** Start **
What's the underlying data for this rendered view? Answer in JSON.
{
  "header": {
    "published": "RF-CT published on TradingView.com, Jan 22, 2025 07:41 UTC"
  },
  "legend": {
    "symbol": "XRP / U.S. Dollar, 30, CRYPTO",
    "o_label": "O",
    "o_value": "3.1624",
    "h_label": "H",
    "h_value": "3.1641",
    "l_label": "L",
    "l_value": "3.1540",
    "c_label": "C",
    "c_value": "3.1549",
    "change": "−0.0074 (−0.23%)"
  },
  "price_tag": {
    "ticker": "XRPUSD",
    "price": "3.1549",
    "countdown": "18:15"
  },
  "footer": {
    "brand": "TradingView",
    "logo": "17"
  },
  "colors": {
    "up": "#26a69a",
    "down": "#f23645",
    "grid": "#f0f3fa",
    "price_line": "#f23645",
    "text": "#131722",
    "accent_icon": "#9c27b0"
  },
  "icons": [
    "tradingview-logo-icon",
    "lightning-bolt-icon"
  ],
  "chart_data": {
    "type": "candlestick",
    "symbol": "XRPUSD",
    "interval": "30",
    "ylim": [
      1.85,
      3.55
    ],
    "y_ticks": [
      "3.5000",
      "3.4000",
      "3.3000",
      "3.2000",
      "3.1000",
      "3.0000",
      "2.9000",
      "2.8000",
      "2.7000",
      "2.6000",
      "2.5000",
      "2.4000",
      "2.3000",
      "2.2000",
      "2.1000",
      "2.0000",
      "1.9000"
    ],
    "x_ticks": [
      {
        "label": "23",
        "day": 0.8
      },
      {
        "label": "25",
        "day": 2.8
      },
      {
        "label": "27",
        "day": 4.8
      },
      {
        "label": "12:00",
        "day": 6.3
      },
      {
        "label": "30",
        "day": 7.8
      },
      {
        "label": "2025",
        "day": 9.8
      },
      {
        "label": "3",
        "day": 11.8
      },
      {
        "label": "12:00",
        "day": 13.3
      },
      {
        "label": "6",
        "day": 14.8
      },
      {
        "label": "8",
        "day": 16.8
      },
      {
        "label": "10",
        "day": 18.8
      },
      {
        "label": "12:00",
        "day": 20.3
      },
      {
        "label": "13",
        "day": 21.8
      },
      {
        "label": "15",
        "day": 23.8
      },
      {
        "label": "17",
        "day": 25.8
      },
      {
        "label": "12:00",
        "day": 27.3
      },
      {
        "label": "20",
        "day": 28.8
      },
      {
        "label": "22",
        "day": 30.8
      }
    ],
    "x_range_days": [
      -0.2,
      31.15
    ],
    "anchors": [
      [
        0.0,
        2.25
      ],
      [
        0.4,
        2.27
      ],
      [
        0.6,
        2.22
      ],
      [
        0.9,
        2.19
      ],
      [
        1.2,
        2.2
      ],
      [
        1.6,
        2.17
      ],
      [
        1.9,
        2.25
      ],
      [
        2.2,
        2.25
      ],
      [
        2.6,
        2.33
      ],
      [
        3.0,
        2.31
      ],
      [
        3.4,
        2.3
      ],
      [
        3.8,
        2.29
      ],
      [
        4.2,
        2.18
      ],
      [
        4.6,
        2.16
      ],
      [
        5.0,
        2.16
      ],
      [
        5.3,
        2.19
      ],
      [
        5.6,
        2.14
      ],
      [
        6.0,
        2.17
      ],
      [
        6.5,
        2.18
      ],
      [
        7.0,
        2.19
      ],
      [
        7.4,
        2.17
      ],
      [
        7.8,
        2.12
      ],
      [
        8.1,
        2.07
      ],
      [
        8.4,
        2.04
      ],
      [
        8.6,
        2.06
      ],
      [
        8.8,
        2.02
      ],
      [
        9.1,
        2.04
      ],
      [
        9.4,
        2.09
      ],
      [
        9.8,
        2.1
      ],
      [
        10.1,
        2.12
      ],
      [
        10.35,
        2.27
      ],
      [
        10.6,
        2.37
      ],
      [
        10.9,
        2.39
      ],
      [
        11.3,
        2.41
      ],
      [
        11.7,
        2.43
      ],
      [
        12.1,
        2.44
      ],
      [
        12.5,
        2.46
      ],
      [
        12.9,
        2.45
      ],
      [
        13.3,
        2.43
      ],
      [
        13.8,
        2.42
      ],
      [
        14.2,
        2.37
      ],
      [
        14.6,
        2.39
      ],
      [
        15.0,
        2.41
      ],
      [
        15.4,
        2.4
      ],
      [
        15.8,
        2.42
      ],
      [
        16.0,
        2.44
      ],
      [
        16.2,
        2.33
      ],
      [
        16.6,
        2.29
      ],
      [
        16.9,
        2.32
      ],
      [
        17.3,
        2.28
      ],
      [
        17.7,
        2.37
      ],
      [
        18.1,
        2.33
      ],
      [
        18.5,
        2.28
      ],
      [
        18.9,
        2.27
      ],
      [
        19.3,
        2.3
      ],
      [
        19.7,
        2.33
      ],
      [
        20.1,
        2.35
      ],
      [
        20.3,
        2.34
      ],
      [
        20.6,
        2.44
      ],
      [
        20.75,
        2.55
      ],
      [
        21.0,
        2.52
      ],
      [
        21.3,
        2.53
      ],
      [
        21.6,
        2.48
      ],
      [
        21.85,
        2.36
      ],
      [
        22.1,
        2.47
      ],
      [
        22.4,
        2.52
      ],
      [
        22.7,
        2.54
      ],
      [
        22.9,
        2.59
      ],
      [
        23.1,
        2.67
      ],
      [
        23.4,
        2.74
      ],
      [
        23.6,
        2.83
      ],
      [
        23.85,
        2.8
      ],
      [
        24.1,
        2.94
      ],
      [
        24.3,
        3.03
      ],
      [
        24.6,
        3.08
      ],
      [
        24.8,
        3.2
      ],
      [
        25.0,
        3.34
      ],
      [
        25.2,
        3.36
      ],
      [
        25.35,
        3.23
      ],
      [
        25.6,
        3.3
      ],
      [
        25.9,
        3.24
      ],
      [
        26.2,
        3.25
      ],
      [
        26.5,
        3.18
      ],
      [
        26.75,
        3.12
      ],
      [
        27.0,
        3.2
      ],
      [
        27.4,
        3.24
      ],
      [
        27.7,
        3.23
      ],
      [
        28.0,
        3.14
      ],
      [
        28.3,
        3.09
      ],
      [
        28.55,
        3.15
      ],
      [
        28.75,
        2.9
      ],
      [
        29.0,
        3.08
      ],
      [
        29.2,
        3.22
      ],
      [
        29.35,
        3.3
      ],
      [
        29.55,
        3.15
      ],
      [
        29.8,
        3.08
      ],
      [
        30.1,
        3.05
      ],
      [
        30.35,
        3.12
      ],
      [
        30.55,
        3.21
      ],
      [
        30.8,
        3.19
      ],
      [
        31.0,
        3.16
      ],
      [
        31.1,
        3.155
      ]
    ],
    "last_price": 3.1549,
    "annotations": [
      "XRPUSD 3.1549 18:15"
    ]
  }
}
** End **
Read the data above and pull out each line that holds the string "symbol".

● Exercise result
    "symbol": "XRP / U.S. Dollar, 30, CRYPTO",
    "symbol": "XRPUSD",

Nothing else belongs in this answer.